Structured figure records:

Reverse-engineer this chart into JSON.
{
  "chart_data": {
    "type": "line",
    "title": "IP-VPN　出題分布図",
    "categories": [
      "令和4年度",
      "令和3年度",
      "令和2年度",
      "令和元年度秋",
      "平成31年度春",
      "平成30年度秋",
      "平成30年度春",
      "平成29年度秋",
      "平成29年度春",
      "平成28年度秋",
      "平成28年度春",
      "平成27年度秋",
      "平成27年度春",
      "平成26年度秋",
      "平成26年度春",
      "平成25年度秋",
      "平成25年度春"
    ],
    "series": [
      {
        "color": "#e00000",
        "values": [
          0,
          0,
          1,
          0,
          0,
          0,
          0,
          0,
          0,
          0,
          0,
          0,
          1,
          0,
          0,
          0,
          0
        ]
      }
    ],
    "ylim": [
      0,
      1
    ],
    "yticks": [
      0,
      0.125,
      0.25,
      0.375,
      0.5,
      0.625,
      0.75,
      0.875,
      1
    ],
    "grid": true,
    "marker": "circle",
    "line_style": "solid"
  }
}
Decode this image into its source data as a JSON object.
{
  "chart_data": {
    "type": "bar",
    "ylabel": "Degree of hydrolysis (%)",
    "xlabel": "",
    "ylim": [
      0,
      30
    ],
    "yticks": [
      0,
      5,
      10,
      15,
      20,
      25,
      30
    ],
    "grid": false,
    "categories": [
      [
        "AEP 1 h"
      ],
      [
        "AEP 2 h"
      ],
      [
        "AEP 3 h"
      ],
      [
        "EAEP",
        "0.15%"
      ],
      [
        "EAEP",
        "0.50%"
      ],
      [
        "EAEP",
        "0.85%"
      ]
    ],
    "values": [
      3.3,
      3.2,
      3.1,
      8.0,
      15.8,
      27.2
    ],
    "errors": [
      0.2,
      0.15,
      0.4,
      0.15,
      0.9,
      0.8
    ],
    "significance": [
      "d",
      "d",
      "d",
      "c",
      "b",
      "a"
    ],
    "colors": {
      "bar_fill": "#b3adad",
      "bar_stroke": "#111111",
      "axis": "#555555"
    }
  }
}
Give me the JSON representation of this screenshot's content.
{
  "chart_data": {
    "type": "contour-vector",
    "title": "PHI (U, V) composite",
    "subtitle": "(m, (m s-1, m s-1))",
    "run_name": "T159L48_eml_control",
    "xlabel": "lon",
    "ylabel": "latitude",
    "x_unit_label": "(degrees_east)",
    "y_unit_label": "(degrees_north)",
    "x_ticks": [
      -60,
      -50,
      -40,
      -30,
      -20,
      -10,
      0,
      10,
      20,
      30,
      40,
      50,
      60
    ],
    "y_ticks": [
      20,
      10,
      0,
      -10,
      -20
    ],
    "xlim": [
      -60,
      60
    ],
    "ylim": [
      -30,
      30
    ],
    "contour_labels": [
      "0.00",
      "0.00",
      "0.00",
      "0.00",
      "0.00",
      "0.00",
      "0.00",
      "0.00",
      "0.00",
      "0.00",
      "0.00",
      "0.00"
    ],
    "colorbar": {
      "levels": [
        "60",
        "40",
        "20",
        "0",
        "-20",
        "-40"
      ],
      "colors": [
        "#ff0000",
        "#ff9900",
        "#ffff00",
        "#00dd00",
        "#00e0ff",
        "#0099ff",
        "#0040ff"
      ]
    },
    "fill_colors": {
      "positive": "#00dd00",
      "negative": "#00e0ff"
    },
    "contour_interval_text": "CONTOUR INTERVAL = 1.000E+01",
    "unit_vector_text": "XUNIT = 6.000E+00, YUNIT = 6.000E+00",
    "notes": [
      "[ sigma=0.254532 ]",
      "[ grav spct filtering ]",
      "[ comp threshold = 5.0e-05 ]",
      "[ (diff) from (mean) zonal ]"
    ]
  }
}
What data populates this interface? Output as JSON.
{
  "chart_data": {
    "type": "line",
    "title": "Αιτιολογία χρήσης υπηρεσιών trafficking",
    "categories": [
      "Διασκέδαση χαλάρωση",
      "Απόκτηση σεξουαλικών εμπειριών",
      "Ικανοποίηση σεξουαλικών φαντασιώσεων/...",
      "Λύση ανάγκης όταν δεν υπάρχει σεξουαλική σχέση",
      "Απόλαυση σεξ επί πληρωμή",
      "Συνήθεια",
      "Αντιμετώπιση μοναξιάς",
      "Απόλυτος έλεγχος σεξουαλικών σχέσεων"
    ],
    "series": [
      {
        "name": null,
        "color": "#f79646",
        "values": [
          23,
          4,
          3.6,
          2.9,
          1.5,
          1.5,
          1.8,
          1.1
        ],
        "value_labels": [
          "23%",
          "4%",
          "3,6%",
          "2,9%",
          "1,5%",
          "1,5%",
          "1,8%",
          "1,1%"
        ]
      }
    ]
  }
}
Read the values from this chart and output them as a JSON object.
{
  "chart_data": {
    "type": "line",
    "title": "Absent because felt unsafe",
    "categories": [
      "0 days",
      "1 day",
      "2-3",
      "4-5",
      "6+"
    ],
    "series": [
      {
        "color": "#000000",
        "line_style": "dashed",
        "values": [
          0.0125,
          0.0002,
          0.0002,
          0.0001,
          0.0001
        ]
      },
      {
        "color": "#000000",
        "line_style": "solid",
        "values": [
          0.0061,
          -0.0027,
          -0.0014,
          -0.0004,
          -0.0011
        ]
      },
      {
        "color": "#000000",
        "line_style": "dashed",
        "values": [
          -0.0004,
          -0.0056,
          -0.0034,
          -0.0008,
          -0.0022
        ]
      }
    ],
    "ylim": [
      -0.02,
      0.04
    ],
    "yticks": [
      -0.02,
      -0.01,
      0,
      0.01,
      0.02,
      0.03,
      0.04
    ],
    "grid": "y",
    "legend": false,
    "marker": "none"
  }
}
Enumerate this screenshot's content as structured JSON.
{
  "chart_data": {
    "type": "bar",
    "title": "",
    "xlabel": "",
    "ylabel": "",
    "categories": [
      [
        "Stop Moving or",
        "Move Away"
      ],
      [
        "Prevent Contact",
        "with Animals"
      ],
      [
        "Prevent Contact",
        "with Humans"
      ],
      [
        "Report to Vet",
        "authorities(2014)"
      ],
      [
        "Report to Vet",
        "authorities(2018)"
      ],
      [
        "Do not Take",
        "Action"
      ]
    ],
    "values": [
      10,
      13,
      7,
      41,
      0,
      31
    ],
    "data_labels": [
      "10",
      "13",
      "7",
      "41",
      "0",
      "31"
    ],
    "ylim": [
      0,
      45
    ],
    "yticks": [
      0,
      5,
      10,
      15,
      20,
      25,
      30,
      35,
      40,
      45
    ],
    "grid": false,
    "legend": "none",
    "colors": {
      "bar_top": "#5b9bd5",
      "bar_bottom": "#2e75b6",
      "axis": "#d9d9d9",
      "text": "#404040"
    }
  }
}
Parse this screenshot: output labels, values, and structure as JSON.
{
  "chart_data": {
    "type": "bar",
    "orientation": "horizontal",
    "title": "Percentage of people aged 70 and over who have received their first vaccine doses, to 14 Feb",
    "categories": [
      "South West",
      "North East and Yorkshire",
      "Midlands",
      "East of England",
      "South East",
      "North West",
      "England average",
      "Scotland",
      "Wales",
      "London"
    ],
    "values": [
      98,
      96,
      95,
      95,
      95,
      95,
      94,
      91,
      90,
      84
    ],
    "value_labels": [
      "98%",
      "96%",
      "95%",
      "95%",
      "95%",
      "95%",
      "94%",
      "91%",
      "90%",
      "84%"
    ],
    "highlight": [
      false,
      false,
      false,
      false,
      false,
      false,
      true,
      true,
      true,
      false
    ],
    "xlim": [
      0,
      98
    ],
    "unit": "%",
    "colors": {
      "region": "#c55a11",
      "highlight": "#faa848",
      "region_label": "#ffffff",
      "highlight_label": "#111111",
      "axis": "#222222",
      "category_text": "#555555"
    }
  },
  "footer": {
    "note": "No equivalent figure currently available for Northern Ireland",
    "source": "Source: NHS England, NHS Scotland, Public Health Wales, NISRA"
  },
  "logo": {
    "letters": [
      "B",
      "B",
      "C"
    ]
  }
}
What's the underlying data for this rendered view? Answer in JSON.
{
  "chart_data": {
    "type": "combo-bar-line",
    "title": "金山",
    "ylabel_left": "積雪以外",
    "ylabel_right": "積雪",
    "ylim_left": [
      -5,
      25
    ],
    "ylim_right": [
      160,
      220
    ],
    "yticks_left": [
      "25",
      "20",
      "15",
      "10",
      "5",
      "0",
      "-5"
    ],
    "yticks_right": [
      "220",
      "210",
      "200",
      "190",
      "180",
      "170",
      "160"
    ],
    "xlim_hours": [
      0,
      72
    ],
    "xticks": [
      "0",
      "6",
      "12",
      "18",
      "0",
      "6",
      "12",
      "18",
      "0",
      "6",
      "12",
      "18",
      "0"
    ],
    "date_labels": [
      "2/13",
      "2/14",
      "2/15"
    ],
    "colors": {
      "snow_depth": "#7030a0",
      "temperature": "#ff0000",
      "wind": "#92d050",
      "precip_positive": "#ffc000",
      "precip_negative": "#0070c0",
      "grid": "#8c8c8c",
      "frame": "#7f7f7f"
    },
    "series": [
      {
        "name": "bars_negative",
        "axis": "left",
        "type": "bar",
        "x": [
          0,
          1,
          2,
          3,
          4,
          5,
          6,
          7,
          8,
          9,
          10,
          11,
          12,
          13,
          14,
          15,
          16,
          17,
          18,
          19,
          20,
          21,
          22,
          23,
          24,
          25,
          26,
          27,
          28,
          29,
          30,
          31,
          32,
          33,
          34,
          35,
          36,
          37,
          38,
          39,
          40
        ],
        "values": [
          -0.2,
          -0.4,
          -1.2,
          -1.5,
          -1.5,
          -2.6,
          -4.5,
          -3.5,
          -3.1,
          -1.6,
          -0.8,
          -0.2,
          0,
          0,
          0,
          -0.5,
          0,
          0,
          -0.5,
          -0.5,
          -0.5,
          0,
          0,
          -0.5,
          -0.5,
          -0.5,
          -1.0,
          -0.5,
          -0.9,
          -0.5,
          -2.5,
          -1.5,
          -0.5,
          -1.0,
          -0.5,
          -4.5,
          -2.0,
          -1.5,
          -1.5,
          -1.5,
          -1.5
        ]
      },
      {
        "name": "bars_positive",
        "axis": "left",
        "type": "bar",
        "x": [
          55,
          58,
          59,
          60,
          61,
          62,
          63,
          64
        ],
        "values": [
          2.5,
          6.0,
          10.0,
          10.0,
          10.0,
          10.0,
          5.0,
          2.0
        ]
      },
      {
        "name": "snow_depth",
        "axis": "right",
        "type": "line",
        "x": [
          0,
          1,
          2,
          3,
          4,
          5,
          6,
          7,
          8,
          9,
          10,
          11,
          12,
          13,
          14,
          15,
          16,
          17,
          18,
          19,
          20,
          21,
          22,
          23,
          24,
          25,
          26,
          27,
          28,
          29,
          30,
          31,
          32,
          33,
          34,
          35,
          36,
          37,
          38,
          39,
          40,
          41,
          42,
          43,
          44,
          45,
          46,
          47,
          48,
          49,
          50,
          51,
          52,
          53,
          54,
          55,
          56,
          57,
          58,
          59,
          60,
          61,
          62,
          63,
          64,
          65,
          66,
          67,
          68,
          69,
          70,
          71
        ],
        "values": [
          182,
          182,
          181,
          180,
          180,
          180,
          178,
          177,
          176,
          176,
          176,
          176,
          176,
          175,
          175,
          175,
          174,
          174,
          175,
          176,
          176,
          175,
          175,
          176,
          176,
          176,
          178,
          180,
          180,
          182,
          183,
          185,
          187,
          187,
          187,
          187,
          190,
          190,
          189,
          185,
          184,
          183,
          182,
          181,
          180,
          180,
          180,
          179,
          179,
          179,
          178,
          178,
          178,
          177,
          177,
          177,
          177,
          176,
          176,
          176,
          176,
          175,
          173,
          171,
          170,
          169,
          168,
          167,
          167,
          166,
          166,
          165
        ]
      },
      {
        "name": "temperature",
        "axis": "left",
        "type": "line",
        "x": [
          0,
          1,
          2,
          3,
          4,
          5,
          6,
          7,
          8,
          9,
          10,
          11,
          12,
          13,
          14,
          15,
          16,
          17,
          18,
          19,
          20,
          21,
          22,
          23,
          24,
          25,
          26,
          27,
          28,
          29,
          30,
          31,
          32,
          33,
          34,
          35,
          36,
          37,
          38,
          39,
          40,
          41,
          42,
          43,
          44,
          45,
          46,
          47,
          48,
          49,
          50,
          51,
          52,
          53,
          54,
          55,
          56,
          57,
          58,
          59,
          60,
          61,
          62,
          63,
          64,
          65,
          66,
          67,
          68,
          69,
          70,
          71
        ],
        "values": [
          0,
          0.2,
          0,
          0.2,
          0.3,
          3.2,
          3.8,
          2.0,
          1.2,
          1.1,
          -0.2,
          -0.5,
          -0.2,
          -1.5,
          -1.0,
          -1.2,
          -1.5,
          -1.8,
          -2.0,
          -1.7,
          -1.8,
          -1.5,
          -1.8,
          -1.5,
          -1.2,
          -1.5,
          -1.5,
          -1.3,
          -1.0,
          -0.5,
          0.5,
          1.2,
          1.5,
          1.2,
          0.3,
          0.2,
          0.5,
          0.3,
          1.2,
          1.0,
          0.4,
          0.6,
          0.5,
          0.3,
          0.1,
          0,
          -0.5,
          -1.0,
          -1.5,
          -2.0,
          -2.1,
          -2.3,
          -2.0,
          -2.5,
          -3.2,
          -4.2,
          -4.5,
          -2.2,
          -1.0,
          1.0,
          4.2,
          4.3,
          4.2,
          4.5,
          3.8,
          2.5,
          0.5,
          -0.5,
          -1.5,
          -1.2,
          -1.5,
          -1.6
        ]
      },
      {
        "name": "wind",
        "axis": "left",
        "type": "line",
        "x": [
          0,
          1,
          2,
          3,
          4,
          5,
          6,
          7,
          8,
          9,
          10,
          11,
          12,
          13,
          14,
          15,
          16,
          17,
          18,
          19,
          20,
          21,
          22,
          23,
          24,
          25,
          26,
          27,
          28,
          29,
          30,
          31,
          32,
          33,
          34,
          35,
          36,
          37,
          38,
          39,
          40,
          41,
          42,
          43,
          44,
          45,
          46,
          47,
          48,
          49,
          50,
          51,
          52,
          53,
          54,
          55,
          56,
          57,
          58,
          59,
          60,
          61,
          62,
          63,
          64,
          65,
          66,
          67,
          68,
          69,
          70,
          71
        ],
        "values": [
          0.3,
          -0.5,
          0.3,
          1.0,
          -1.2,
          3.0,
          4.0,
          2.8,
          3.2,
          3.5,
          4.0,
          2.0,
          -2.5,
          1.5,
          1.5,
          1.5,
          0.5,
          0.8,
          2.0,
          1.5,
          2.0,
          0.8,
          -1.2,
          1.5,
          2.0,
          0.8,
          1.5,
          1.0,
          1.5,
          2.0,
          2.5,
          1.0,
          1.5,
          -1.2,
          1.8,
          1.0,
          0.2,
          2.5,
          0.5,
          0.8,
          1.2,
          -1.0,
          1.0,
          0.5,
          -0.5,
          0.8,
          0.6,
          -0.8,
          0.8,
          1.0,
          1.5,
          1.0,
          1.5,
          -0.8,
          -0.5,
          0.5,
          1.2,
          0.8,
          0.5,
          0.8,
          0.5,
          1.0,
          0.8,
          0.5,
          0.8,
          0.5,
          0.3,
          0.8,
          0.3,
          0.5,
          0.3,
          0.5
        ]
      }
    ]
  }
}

:: Work required ::
Give the count of lines in the listing that hold the word "What", with no other text.

:: Task answer ::
2